▶ [EXERCISE OBJECTIVE]:
Write out all lines holding the word "icon".

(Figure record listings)
.....
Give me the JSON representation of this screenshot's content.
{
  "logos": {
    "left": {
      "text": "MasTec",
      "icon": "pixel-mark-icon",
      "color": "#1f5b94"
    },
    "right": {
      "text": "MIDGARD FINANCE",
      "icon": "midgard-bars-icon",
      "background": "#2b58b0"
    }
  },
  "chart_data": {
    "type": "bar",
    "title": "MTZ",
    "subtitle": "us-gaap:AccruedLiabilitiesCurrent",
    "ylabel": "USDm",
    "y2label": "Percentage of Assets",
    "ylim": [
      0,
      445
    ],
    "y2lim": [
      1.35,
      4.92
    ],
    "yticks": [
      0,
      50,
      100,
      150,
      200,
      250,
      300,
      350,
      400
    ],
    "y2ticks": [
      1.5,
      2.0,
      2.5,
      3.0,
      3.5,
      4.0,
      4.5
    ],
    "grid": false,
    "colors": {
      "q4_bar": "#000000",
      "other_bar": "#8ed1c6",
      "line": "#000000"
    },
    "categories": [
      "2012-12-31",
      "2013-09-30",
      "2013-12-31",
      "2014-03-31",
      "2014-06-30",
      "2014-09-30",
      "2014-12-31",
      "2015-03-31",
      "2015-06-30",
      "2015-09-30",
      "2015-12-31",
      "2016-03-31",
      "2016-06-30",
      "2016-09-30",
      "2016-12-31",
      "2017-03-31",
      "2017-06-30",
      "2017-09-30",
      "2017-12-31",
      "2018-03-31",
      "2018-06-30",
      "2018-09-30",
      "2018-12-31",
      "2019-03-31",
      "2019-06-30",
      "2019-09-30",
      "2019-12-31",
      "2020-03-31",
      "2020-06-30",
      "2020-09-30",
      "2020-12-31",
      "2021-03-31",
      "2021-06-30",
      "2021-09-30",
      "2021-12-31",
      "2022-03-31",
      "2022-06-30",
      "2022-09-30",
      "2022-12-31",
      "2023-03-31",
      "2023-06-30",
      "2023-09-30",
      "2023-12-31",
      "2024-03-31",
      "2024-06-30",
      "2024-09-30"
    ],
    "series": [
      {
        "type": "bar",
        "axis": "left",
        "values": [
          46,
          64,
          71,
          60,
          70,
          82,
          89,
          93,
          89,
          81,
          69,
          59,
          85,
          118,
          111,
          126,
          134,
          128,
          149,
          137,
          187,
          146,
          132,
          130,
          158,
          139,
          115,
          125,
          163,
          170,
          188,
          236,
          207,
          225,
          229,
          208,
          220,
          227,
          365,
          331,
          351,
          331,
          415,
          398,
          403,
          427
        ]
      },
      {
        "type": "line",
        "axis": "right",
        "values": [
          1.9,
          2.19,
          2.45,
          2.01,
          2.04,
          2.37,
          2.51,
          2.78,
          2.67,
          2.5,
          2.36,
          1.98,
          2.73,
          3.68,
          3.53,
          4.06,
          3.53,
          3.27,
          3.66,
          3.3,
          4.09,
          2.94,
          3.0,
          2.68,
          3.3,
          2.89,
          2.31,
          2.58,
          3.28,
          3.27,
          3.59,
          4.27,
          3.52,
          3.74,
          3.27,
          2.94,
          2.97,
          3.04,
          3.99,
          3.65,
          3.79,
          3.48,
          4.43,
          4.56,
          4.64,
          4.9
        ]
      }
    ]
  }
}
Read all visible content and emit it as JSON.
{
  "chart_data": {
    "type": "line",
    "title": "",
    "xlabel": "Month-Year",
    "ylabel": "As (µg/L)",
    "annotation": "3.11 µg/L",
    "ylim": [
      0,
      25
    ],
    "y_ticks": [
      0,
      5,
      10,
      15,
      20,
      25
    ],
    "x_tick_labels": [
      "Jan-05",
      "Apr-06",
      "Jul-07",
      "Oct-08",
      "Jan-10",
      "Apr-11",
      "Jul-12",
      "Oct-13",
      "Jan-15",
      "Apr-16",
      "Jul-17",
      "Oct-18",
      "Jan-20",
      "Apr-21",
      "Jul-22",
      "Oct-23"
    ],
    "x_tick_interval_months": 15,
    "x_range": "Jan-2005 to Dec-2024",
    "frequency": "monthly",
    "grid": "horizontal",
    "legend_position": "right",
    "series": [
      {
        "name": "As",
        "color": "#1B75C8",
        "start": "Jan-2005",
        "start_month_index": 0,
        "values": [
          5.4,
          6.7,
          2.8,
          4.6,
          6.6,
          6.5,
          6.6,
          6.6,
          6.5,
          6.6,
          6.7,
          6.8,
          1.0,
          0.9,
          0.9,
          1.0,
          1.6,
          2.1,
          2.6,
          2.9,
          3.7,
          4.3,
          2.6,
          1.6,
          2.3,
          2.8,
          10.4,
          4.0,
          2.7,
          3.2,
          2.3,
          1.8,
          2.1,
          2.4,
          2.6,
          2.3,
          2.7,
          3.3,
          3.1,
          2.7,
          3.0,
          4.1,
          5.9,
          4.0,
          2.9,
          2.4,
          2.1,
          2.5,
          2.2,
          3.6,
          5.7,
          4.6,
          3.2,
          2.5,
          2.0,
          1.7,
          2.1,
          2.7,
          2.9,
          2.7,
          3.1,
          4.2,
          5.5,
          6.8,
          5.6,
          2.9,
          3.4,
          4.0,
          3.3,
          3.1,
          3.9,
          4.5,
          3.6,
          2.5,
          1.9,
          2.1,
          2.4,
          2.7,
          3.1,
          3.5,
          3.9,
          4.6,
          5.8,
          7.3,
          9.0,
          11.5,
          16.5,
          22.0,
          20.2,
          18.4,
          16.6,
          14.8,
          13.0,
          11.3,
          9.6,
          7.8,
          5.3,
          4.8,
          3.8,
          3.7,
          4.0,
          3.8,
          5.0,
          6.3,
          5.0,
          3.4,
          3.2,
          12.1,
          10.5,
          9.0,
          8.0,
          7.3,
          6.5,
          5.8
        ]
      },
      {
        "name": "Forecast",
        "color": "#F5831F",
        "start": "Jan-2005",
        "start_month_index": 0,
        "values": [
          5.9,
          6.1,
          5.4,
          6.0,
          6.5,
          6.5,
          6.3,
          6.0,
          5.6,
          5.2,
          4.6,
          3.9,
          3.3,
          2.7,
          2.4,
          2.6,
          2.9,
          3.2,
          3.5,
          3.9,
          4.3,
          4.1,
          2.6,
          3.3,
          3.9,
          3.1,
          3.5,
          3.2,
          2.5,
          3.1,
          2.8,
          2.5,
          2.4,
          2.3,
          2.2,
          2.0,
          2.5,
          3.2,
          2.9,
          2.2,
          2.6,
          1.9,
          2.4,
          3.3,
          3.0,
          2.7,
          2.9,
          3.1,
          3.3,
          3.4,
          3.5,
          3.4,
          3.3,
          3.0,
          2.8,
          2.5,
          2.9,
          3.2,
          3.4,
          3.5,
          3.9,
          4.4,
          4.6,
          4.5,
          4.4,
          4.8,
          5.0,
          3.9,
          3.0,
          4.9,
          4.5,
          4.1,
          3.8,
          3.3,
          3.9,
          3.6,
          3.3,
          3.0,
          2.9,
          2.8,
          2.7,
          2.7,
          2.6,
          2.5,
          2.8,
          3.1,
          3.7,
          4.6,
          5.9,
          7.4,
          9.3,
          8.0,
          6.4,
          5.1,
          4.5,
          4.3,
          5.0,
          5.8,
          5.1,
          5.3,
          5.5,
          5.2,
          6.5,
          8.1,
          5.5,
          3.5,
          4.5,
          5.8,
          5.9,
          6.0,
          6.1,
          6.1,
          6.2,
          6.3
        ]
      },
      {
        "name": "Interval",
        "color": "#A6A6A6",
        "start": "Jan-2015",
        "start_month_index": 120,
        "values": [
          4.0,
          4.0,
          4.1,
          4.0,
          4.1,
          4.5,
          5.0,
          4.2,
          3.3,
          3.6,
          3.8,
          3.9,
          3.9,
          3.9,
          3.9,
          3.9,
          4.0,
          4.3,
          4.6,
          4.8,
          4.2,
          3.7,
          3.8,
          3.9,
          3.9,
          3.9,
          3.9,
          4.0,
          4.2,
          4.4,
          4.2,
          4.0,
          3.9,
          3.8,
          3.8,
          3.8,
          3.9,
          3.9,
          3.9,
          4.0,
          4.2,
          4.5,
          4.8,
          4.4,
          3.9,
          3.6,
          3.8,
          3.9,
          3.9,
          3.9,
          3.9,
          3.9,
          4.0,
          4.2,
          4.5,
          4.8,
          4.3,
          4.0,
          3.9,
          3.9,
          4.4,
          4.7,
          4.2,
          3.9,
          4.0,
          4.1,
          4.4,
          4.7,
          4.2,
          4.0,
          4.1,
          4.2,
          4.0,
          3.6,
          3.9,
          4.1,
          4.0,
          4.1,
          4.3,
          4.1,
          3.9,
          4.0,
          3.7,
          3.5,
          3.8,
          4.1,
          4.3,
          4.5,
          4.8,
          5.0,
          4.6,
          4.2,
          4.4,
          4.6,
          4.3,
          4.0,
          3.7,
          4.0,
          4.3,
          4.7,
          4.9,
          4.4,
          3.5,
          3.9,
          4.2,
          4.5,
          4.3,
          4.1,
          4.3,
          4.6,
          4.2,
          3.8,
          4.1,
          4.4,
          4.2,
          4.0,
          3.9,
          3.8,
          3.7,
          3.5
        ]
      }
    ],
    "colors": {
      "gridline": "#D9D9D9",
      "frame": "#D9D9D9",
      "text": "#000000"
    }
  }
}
.....
▶ [EXPECTED OUTPUT]:
      "icon": "pixel-mark-icon",
      "icon": "midgard-bars-icon",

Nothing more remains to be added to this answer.